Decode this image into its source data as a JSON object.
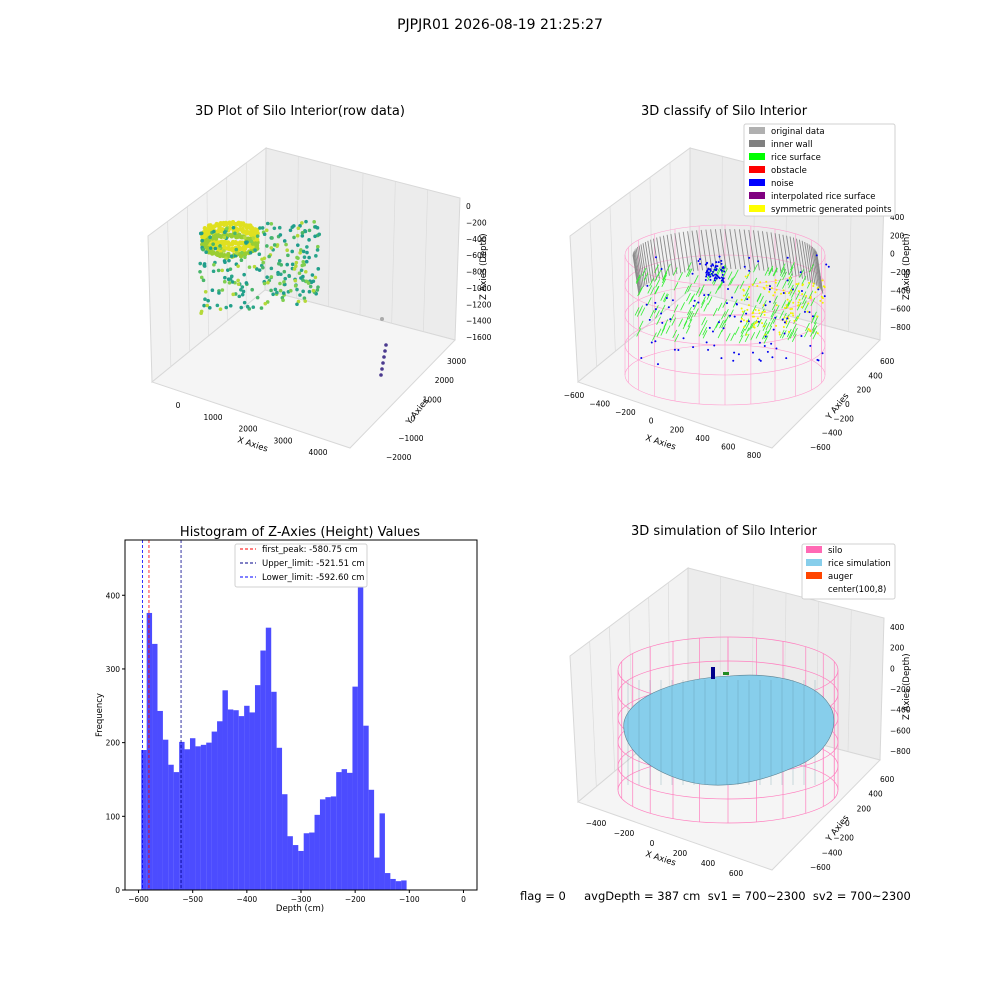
{
  "suptitle": "PJPJR01 2026-08-19 21:25:27",
  "panels": {
    "raw": {
      "title": "3D Plot of Silo Interior(row data)",
      "xlabel": "X Axies",
      "ylabel": "Y Axies",
      "zlabel": "Z Axies (Depth)",
      "x_ticks": [
        "0",
        "1000",
        "2000",
        "3000",
        "4000"
      ],
      "y_ticks": [
        "−2000",
        "−1000",
        "0",
        "1000",
        "2000",
        "3000"
      ],
      "z_ticks": [
        "0",
        "−200",
        "−400",
        "−600",
        "−800",
        "−1000",
        "−1200",
        "−1400",
        "−1600"
      ]
    },
    "classify": {
      "title": "3D classify of Silo Interior",
      "xlabel": "X Axies",
      "ylabel": "Y Axies",
      "zlabel": "Z Axies (Depth)",
      "x_ticks": [
        "−600",
        "−400",
        "−200",
        "0",
        "200",
        "400",
        "600",
        "800"
      ],
      "y_ticks": [
        "−600",
        "−400",
        "−200",
        "0",
        "200",
        "400",
        "600"
      ],
      "z_ticks": [
        "400",
        "200",
        "0",
        "−200",
        "−400",
        "−600",
        "−800"
      ],
      "legend": [
        {
          "label": "original data",
          "color": "#b0b0b0"
        },
        {
          "label": "inner wall",
          "color": "#808080"
        },
        {
          "label": "rice surface",
          "color": "#00ff00"
        },
        {
          "label": "obstacle",
          "color": "#ff0000"
        },
        {
          "label": "noise",
          "color": "#0000ff"
        },
        {
          "label": "interpolated rice surface",
          "color": "#800080"
        },
        {
          "label": "symmetric generated points",
          "color": "#ffff00"
        }
      ]
    },
    "simulation": {
      "title": "3D simulation of Silo Interior",
      "xlabel": "X Axies",
      "ylabel": "Y Axies",
      "zlabel": "Z Axies (Depth)",
      "x_ticks": [
        "−400",
        "−200",
        "0",
        "200",
        "400",
        "600"
      ],
      "y_ticks": [
        "−600",
        "−400",
        "−200",
        "0",
        "200",
        "400",
        "600"
      ],
      "z_ticks": [
        "400",
        "200",
        "0",
        "−200",
        "−400",
        "−600",
        "−800"
      ],
      "legend": [
        {
          "label": "silo",
          "color": "#ff69b4"
        },
        {
          "label": "rice simulation",
          "color": "#87ceeb"
        },
        {
          "label": "auger",
          "color": "#ff4500"
        },
        {
          "label": "center(100,8)",
          "color": "#ffffff"
        }
      ]
    }
  },
  "status_text": "flag = 0     avgDepth = 387 cm  sv1 = 700~2300  sv2 = 700~2300",
  "chart_data": [
    {
      "type": "bar",
      "title": "Histogram of Z-Axies (Height) Values",
      "xlabel": "Depth (cm)",
      "ylabel": "Frequency",
      "xlim": [
        -625,
        25
      ],
      "ylim": [
        0,
        475
      ],
      "x_ticks": [
        -600,
        -500,
        -400,
        -300,
        -200,
        -100,
        0
      ],
      "x_tick_labels": [
        "−600",
        "−500",
        "−400",
        "−300",
        "−200",
        "−100",
        "0"
      ],
      "y_ticks": [
        0,
        100,
        200,
        300,
        400
      ],
      "bar_color": "#0000ff",
      "bin_start": -595,
      "bin_width": 10,
      "values": [
        190,
        376,
        334,
        243,
        204,
        170,
        160,
        201,
        191,
        206,
        195,
        197,
        200,
        215,
        229,
        271,
        245,
        244,
        236,
        250,
        241,
        278,
        325,
        356,
        269,
        193,
        130,
        73,
        61,
        53,
        77,
        78,
        102,
        123,
        126,
        127,
        160,
        164,
        159,
        276,
        453,
        223,
        136,
        44,
        104,
        23,
        15,
        12,
        13
      ],
      "vlines": [
        {
          "label": "first_peak: -580.75 cm",
          "x": -580.75,
          "color": "#ff0000"
        },
        {
          "label": "Upper_limit: -521.51 cm",
          "x": -521.51,
          "color": "#00008b"
        },
        {
          "label": "Lower_limit: -592.60 cm",
          "x": -592.6,
          "color": "#0000ff"
        }
      ],
      "legend_position": "top-center"
    }
  ]
}
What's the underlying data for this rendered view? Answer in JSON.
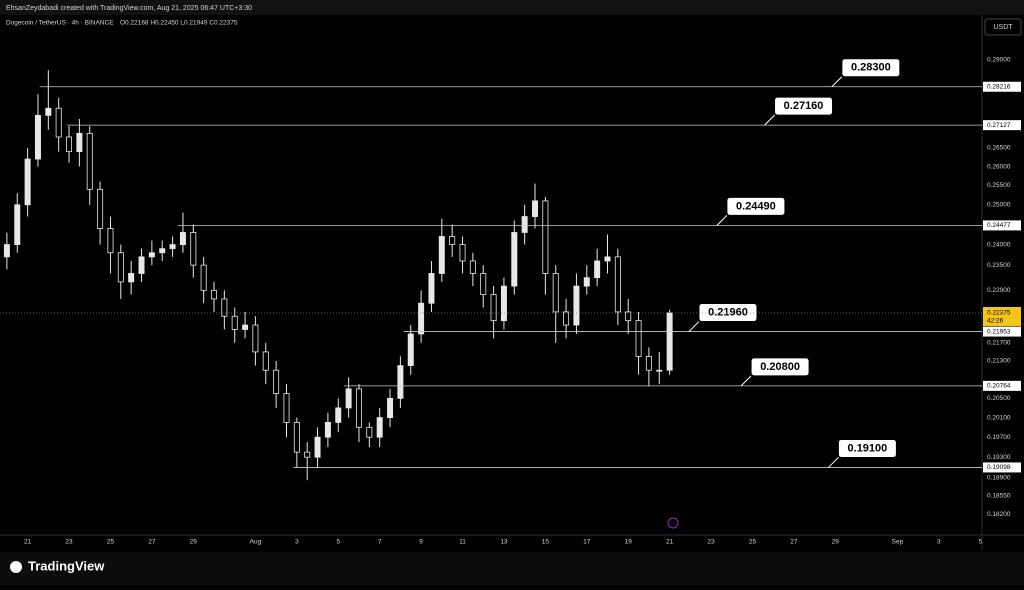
{
  "header": {
    "credit": "EhsanZeydabadi created with TradingView.com, Aug 21, 2025 06:47 UTC+3:30",
    "brand": "TradingView"
  },
  "chart_data": {
    "type": "candlestick",
    "title": "Dogecoin / TetherUS · 4h · BINANCE",
    "ohlc": "O0.22168 H0.22450 L0.21949 C0.22375",
    "currency": "USDT",
    "countdown": "42:26",
    "color": "#e8e8e8",
    "log_scale": true,
    "grid": false,
    "x": [
      3,
      6,
      9,
      12,
      15,
      18,
      21,
      24,
      27,
      30,
      33,
      36,
      39,
      42,
      45,
      48,
      51,
      54,
      57,
      60,
      63,
      66,
      69,
      72,
      75,
      78,
      81,
      84,
      87,
      90,
      93,
      96,
      99,
      102,
      105,
      108,
      111,
      114,
      117,
      120,
      123,
      126,
      129,
      132,
      135,
      138,
      141,
      144,
      147,
      150,
      153,
      156,
      159,
      162,
      165,
      168,
      171,
      174,
      177,
      180,
      183,
      186,
      189,
      192,
      195
    ],
    "open": [
      0.237,
      0.24,
      0.25,
      0.262,
      0.274,
      0.276,
      0.268,
      0.264,
      0.269,
      0.254,
      0.244,
      0.238,
      0.231,
      0.233,
      0.237,
      0.238,
      0.239,
      0.24,
      0.243,
      0.235,
      0.229,
      0.227,
      0.223,
      0.22,
      0.221,
      0.215,
      0.211,
      0.206,
      0.2,
      0.194,
      0.193,
      0.197,
      0.2,
      0.203,
      0.207,
      0.199,
      0.197,
      0.201,
      0.205,
      0.212,
      0.219,
      0.226,
      0.233,
      0.242,
      0.24,
      0.236,
      0.233,
      0.228,
      0.222,
      0.23,
      0.243,
      0.247,
      0.251,
      0.233,
      0.224,
      0.221,
      0.23,
      0.232,
      0.236,
      0.237,
      0.224,
      0.222,
      0.214,
      0.211,
      0.211
    ],
    "high": [
      0.243,
      0.253,
      0.265,
      0.28,
      0.287,
      0.279,
      0.271,
      0.273,
      0.271,
      0.256,
      0.247,
      0.24,
      0.236,
      0.239,
      0.241,
      0.241,
      0.242,
      0.248,
      0.245,
      0.237,
      0.231,
      0.229,
      0.225,
      0.224,
      0.223,
      0.217,
      0.213,
      0.208,
      0.201,
      0.196,
      0.199,
      0.202,
      0.205,
      0.2095,
      0.208,
      0.2,
      0.203,
      0.207,
      0.214,
      0.221,
      0.229,
      0.236,
      0.2465,
      0.245,
      0.242,
      0.238,
      0.235,
      0.23,
      0.232,
      0.246,
      0.25,
      0.2555,
      0.252,
      0.235,
      0.227,
      0.233,
      0.235,
      0.239,
      0.2425,
      0.239,
      0.227,
      0.224,
      0.216,
      0.215,
      0.2245
    ],
    "low": [
      0.234,
      0.238,
      0.247,
      0.26,
      0.27,
      0.264,
      0.261,
      0.26,
      0.25,
      0.24,
      0.233,
      0.227,
      0.228,
      0.231,
      0.235,
      0.236,
      0.237,
      0.238,
      0.232,
      0.226,
      0.224,
      0.22,
      0.217,
      0.218,
      0.212,
      0.208,
      0.203,
      0.197,
      0.191,
      0.1885,
      0.191,
      0.195,
      0.198,
      0.201,
      0.196,
      0.195,
      0.195,
      0.199,
      0.203,
      0.21,
      0.217,
      0.224,
      0.231,
      0.237,
      0.233,
      0.23,
      0.225,
      0.218,
      0.22,
      0.228,
      0.24,
      0.244,
      0.228,
      0.217,
      0.218,
      0.219,
      0.228,
      0.23,
      0.233,
      0.221,
      0.219,
      0.21,
      0.2075,
      0.208,
      0.21
    ],
    "close": [
      0.24,
      0.25,
      0.262,
      0.274,
      0.276,
      0.268,
      0.264,
      0.269,
      0.254,
      0.244,
      0.238,
      0.231,
      0.233,
      0.237,
      0.238,
      0.239,
      0.24,
      0.243,
      0.235,
      0.229,
      0.227,
      0.223,
      0.22,
      0.221,
      0.215,
      0.211,
      0.206,
      0.2,
      0.194,
      0.193,
      0.197,
      0.2,
      0.203,
      0.207,
      0.199,
      0.197,
      0.201,
      0.205,
      0.212,
      0.219,
      0.226,
      0.233,
      0.242,
      0.24,
      0.236,
      0.233,
      0.228,
      0.222,
      0.23,
      0.243,
      0.247,
      0.251,
      0.233,
      0.224,
      0.221,
      0.23,
      0.232,
      0.236,
      0.237,
      0.224,
      0.222,
      0.214,
      0.211,
      0.211,
      0.22375
    ],
    "xlim": [
      1,
      285.5
    ],
    "ylim": [
      0.1782,
      0.3037
    ],
    "xticks": [
      {
        "value": 9,
        "label": "21"
      },
      {
        "value": 21,
        "label": "23"
      },
      {
        "value": 33,
        "label": "25"
      },
      {
        "value": 45,
        "label": "27"
      },
      {
        "value": 57,
        "label": "29"
      },
      {
        "value": 75,
        "label": "Aug"
      },
      {
        "value": 87,
        "label": "3"
      },
      {
        "value": 99,
        "label": "5"
      },
      {
        "value": 111,
        "label": "7"
      },
      {
        "value": 123,
        "label": "9"
      },
      {
        "value": 135,
        "label": "11"
      },
      {
        "value": 147,
        "label": "13"
      },
      {
        "value": 159,
        "label": "15"
      },
      {
        "value": 171,
        "label": "17"
      },
      {
        "value": 183,
        "label": "19"
      },
      {
        "value": 195,
        "label": "21"
      },
      {
        "value": 207,
        "label": "23"
      },
      {
        "value": 219,
        "label": "25"
      },
      {
        "value": 231,
        "label": "27"
      },
      {
        "value": 243,
        "label": "29"
      },
      {
        "value": 261,
        "label": "Sep"
      },
      {
        "value": 273,
        "label": "3"
      },
      {
        "value": 285,
        "label": "5"
      }
    ],
    "yticks": [
      {
        "value": 0.29,
        "label": "0.29000"
      },
      {
        "value": 0.265,
        "label": "0.26500"
      },
      {
        "value": 0.26,
        "label": "0.26000"
      },
      {
        "value": 0.255,
        "label": "0.25500"
      },
      {
        "value": 0.25,
        "label": "0.25000"
      },
      {
        "value": 0.24,
        "label": "0.24000"
      },
      {
        "value": 0.235,
        "label": "0.23500"
      },
      {
        "value": 0.229,
        "label": "0.22900"
      },
      {
        "value": 0.217,
        "label": "0.21700"
      },
      {
        "value": 0.213,
        "label": "0.21300"
      },
      {
        "value": 0.205,
        "label": "0.20500"
      },
      {
        "value": 0.201,
        "label": "0.20100"
      },
      {
        "value": 0.197,
        "label": "0.19700"
      },
      {
        "value": 0.193,
        "label": "0.19300"
      },
      {
        "value": 0.189,
        "label": "0.18900"
      },
      {
        "value": 0.1855,
        "label": "0.18550"
      },
      {
        "value": 0.182,
        "label": "0.18200"
      }
    ],
    "levels": [
      {
        "value": 0.28216,
        "label": "0.28216",
        "start": 12.5,
        "note": "0.28300",
        "note_x": 242
      },
      {
        "value": 0.27127,
        "label": "0.27127",
        "start": 20.4,
        "note": "0.27160",
        "note_x": 222.5
      },
      {
        "value": 0.24477,
        "label": "0.24477",
        "start": 52.5,
        "note": "0.24490",
        "note_x": 208.7
      },
      {
        "value": 0.21953,
        "label": "0.21953",
        "start": 118,
        "note": "0.21960",
        "note_x": 200.6
      },
      {
        "value": 0.20764,
        "label": "0.20764",
        "start": 100.6,
        "note": "0.20800",
        "note_x": 215.7
      },
      {
        "value": 0.19098,
        "label": "0.19098",
        "start": 86,
        "note": "0.19100",
        "note_x": 241
      }
    ]
  }
}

- [Goal]: Check each line of the data above for the string "surface" and report only how many lines have it.

- [Answer for this exercise]: 2